**Job**
In the entries below, identify every line with the string "content" and copy it.

[Dataset items]
# # # # # # #

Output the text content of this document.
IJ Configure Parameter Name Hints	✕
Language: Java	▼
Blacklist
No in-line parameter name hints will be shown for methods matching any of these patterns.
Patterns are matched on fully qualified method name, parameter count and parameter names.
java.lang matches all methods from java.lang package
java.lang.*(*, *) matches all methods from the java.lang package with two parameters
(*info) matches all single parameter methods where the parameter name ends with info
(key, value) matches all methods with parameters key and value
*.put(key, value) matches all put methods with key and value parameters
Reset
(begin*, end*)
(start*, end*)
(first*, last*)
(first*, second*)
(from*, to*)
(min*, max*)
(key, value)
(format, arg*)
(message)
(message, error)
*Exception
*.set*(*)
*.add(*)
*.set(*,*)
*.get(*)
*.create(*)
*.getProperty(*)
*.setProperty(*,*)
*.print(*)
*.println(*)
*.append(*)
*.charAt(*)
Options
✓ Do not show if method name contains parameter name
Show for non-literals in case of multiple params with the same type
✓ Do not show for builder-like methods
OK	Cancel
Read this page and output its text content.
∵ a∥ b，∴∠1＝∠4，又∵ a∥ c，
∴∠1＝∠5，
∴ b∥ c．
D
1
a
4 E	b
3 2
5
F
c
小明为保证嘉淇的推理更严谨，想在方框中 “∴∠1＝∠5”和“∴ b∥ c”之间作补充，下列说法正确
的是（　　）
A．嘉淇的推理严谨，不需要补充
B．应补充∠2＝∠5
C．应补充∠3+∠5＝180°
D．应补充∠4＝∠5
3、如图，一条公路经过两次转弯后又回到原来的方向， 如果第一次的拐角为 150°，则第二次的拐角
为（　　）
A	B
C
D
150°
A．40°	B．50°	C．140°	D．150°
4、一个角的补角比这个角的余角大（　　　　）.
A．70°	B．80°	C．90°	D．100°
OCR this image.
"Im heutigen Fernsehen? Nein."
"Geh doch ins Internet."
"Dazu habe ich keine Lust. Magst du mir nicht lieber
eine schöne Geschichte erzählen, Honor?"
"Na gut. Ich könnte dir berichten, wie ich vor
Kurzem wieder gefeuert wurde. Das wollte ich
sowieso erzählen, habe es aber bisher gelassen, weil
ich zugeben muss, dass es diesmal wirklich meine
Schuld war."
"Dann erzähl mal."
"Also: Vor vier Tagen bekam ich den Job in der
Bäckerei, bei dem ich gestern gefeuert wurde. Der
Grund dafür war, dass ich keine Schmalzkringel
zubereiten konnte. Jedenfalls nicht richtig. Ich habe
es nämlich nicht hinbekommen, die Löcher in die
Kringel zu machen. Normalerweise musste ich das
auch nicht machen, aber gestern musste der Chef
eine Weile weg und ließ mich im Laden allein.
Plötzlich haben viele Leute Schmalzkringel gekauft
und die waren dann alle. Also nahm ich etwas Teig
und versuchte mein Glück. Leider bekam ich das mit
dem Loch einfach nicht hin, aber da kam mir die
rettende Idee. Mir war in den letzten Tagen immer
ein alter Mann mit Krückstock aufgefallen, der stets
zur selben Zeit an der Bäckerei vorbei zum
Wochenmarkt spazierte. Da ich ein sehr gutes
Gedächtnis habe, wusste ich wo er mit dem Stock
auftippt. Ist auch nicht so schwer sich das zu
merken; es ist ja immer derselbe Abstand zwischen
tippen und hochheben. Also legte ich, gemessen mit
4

# # # # # # #

**Solution**
Output the text content of this document.
Read this page and output its text content.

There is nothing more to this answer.